**Exercise goal**
Output all records precisely as written.

(Dataset excerpts)
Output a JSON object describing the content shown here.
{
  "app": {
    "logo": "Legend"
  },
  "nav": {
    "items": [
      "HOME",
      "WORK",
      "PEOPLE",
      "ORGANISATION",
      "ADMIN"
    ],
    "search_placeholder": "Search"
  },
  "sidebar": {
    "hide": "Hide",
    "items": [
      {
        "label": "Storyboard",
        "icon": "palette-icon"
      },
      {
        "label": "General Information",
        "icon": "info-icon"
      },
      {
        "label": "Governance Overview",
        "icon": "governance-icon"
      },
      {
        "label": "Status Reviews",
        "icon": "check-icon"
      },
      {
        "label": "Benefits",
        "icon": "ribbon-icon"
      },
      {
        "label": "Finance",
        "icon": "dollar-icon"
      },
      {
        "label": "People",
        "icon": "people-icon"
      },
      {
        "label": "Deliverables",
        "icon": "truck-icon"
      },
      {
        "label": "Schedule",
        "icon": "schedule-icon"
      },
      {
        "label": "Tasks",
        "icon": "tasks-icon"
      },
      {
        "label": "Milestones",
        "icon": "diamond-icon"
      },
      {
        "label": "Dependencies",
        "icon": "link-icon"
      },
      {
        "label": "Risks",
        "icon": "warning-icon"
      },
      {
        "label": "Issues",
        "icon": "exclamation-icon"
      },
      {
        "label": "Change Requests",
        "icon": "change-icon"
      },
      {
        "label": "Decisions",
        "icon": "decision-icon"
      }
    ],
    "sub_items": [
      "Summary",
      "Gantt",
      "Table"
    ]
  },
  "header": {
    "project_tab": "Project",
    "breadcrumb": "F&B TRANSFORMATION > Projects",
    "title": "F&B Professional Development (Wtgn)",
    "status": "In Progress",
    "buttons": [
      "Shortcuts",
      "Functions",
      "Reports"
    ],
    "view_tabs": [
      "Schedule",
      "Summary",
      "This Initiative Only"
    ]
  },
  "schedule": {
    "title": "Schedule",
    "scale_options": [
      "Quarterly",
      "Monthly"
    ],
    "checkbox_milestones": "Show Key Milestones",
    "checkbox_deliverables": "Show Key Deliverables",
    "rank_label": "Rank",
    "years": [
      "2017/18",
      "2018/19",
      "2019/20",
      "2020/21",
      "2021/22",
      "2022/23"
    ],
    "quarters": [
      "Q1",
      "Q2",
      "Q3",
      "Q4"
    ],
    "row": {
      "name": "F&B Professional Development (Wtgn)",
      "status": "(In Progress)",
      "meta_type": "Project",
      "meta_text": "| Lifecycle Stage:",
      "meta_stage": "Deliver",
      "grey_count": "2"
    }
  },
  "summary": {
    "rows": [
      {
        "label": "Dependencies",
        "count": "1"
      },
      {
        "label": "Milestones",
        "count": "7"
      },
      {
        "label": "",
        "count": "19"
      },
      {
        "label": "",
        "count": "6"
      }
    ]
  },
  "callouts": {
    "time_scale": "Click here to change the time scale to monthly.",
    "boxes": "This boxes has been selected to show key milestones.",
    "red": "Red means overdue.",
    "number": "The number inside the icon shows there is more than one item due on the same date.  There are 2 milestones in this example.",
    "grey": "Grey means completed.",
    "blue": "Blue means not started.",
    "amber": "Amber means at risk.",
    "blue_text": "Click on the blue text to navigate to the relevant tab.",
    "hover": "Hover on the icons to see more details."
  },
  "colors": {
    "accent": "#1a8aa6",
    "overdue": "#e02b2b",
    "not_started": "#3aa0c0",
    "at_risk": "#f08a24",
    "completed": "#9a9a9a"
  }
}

**Written answer**
Output a JSON object describing the content shown here.
{
  "app": {
    "logo": "Legend"
  },
  "nav": {
    "items": [
      "HOME",
      "WORK",
      "PEOPLE",
      "ORGANISATION",
      "ADMIN"
    ],
    "search_placeholder": "Search"
  },
  "sidebar": {
    "hide": "Hide",
    "items": [
      {
        "label": "Storyboard",
        "icon": "palette-icon"
      },
      {
        "label": "General Information",
        "icon": "info-icon"
      },
      {
        "label": "Governance Overview",
        "icon": "governance-icon"
      },
      {
        "label": "Status Reviews",
        "icon": "check-icon"
      },
      {
        "label": "Benefits",
        "icon": "ribbon-icon"
      },
      {
        "label": "Finance",
        "icon": "dollar-icon"
      },
      {
        "label": "People",
        "icon": "people-icon"
      },
      {
        "label": "Deliverables",
        "icon": "truck-icon"
      },
      {
        "label": "Schedule",
        "icon": "schedule-icon"
      },
      {
        "label": "Tasks",
        "icon": "tasks-icon"
      },
      {
        "label": "Milestones",
        "icon": "diamond-icon"
      },
      {
        "label": "Dependencies",
        "icon": "link-icon"
      },
      {
        "label": "Risks",
        "icon": "warning-icon"
      },
      {
        "label": "Issues",
        "icon": "exclamation-icon"
      },
      {
        "label": "Change Requests",
        "icon": "change-icon"
      },
      {
        "label": "Decisions",
        "icon": "decision-icon"
      }
    ],
    "sub_items": [
      "Summary",
      "Gantt",
      "Table"
    ]
  },
  "header": {
    "project_tab": "Project",
    "breadcrumb": "F&B TRANSFORMATION > Projects",
    "title": "F&B Professional Development (Wtgn)",
    "status": "In Progress",
    "buttons": [
      "Shortcuts",
      "Functions",
      "Reports"
    ],
    "view_tabs": [
      "Schedule",
      "Summary",
      "This Initiative Only"
    ]
  },
  "schedule": {
    "title": "Schedule",
    "scale_options": [
      "Quarterly",
      "Monthly"
    ],
    "checkbox_milestones": "Show Key Milestones",
    "checkbox_deliverables": "Show Key Deliverables",
    "rank_label": "Rank",
    "years": [
      "2017/18",
      "2018/19",
      "2019/20",
      "2020/21",
      "2021/22",
      "2022/23"
    ],
    "quarters": [
      "Q1",
      "Q2",
      "Q3",
      "Q4"
    ],
    "row": {
      "name": "F&B Professional Development (Wtgn)",
      "status": "(In Progress)",
      "meta_type": "Project",
      "meta_text": "| Lifecycle Stage:",
      "meta_stage": "Deliver",
      "grey_count": "2"
    }
  },
  "summary": {
    "rows": [
      {
        "label": "Dependencies",
        "count": "1"
      },
      {
        "label": "Milestones",
        "count": "7"
      },
      {
        "label": "",
        "count": "19"
      },
      {
        "label": "",
        "count": "6"
      }
    ]
  },
  "callouts": {
    "time_scale": "Click here to change the time scale to monthly.",
    "boxes": "This boxes has been selected to show key milestones.",
    "red": "Red means overdue.",
    "number": "The number inside the icon shows there is more than one item due on the same date.  There are 2 milestones in this example.",
    "grey": "Grey means completed.",
    "blue": "Blue means not started.",
    "amber": "Amber means at risk.",
    "blue_text": "Click on the blue text to navigate to the relevant tab.",
    "hover": "Hover on the icons to see more details."
  },
  "colors": {
    "accent": "#1a8aa6",
    "overdue": "#e02b2b",
    "not_started": "#3aa0c0",
    "at_risk": "#f08a24",
    "completed": "#9a9a9a"
  }
}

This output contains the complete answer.